(Data items)
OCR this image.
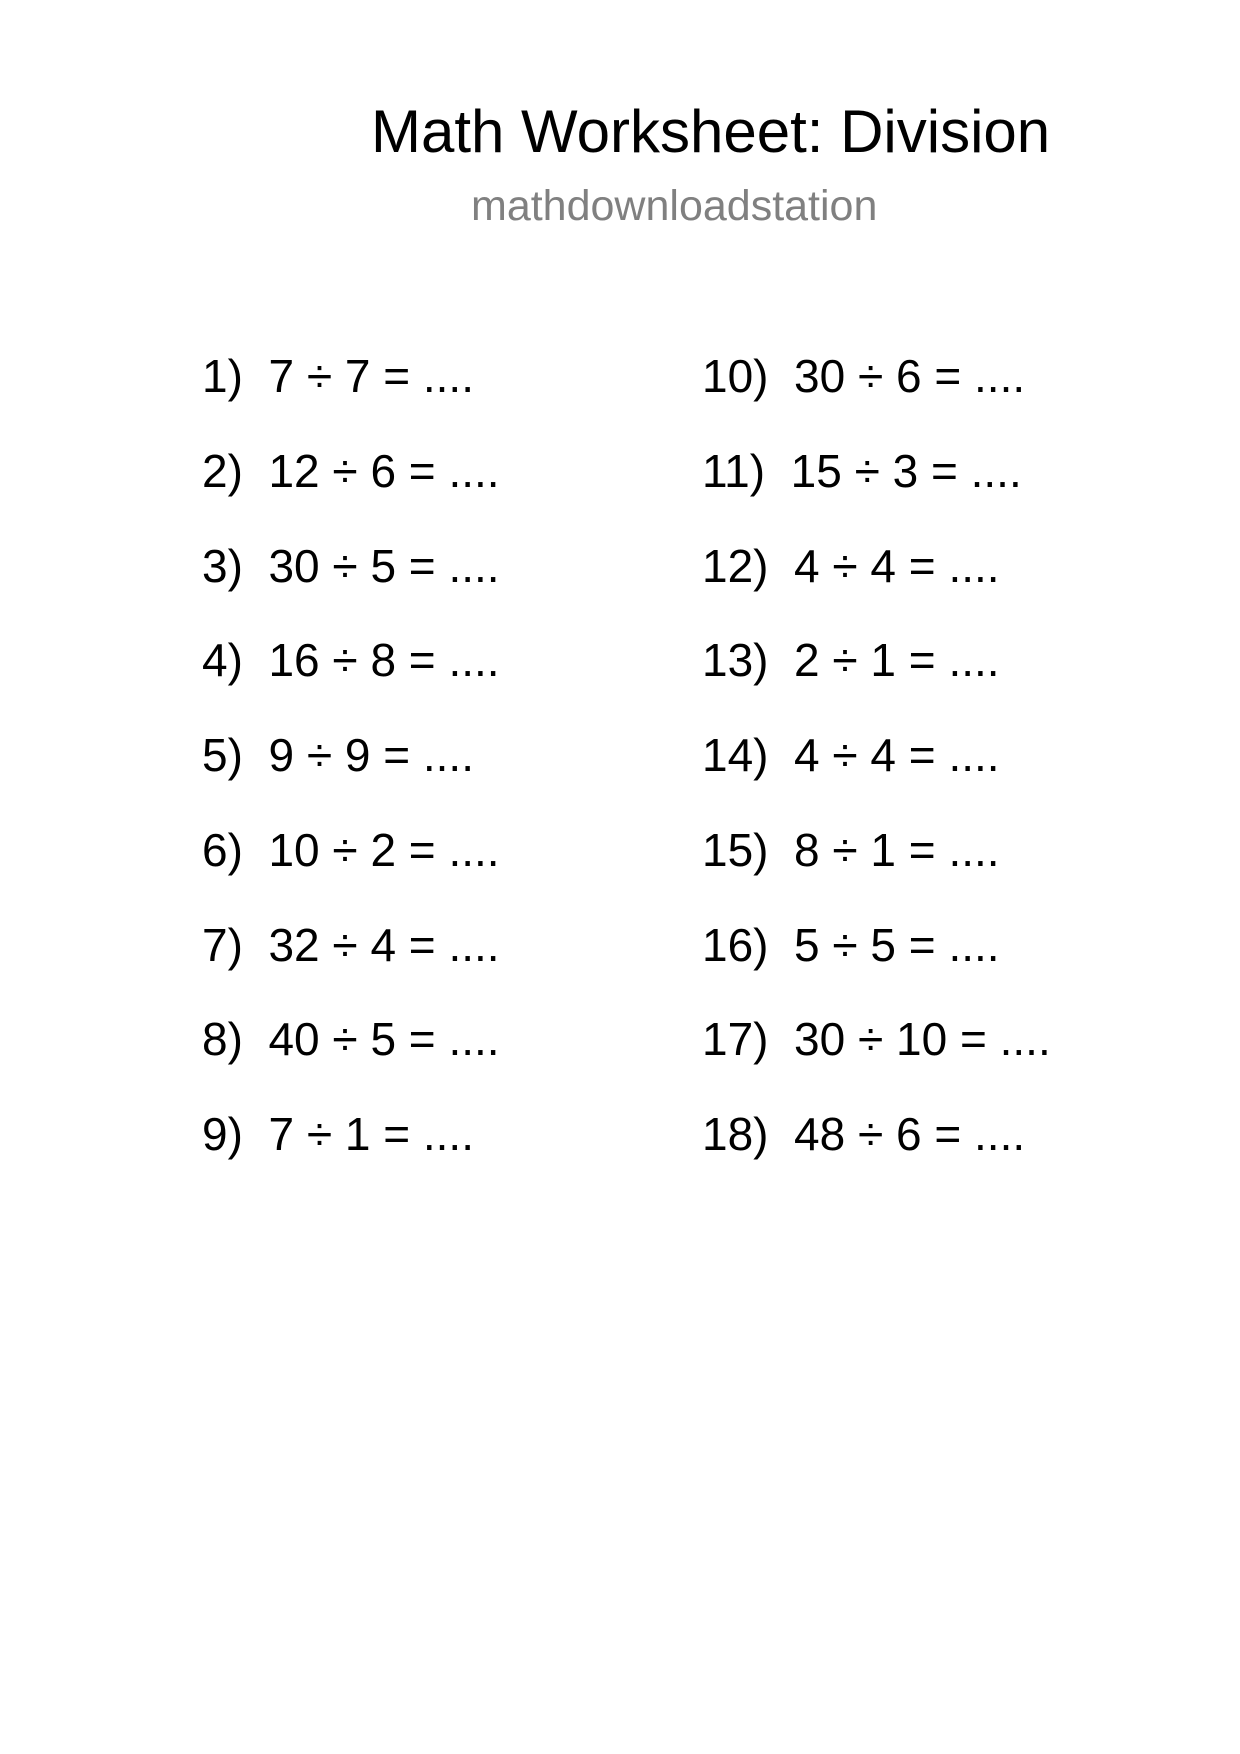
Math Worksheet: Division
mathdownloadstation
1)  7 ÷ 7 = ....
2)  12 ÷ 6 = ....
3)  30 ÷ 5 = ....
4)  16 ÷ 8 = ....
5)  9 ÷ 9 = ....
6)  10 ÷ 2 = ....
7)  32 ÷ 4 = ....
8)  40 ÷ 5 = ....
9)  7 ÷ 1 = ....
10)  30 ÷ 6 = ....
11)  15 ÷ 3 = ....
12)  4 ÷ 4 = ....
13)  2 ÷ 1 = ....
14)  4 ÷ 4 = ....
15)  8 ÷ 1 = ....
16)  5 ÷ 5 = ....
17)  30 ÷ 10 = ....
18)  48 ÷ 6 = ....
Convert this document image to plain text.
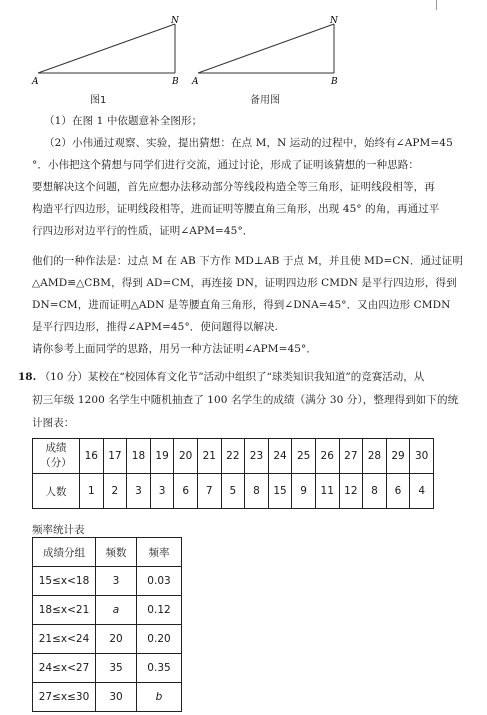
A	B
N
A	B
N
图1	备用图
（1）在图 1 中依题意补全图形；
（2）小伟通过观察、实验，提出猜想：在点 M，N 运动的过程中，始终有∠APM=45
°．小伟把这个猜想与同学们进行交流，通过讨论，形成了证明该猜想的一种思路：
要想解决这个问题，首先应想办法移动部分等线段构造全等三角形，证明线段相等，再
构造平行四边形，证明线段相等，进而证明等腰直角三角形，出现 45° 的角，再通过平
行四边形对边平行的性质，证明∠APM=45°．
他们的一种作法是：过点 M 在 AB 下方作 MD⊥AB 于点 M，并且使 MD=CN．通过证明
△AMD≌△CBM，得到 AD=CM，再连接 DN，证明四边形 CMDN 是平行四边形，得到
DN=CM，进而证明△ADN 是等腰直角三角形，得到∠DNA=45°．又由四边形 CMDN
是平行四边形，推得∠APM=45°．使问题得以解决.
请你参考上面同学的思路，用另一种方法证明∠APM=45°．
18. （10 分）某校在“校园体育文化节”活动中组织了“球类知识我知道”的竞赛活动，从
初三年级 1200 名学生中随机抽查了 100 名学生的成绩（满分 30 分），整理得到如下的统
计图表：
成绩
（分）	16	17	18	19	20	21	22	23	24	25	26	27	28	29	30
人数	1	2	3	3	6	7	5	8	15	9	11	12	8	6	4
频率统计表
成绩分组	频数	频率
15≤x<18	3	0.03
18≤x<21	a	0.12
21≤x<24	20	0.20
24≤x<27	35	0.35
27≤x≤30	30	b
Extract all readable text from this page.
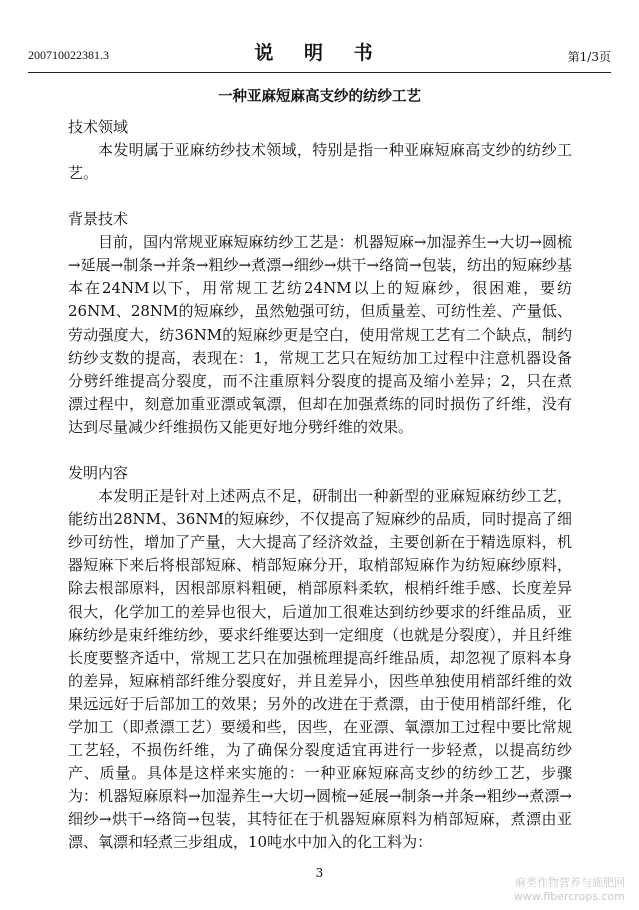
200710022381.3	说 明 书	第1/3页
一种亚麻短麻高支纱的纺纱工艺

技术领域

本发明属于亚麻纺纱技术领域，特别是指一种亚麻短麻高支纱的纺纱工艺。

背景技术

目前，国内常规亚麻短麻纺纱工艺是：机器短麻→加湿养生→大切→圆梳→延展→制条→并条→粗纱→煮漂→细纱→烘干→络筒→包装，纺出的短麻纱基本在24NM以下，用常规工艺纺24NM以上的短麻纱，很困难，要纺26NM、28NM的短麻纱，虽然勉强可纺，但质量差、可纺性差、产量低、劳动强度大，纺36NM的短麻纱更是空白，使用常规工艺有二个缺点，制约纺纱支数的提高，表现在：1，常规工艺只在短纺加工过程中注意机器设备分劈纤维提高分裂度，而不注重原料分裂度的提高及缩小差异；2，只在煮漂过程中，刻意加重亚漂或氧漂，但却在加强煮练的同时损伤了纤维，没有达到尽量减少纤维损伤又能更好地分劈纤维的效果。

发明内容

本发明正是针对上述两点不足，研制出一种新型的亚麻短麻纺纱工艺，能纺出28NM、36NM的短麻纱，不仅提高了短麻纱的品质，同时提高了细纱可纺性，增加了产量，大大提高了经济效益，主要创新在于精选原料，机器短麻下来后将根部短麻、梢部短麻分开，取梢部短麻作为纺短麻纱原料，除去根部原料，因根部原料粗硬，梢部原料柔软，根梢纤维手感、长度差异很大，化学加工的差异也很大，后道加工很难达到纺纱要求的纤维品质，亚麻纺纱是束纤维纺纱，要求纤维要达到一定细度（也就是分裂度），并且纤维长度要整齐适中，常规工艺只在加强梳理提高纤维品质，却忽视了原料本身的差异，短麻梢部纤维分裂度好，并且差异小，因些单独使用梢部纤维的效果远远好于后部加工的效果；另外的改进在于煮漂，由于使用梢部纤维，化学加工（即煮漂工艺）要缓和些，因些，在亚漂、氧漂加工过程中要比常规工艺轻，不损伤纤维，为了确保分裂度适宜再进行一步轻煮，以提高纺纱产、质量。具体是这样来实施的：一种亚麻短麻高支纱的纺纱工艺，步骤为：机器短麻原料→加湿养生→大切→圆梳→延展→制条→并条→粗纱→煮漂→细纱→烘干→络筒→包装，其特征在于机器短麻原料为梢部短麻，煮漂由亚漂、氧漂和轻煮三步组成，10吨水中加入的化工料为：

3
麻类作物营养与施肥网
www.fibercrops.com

*Short task*
Select every line in the records above that contains the word "image".

*Worked answer*
OCR this image.
Convert this document image to plain text.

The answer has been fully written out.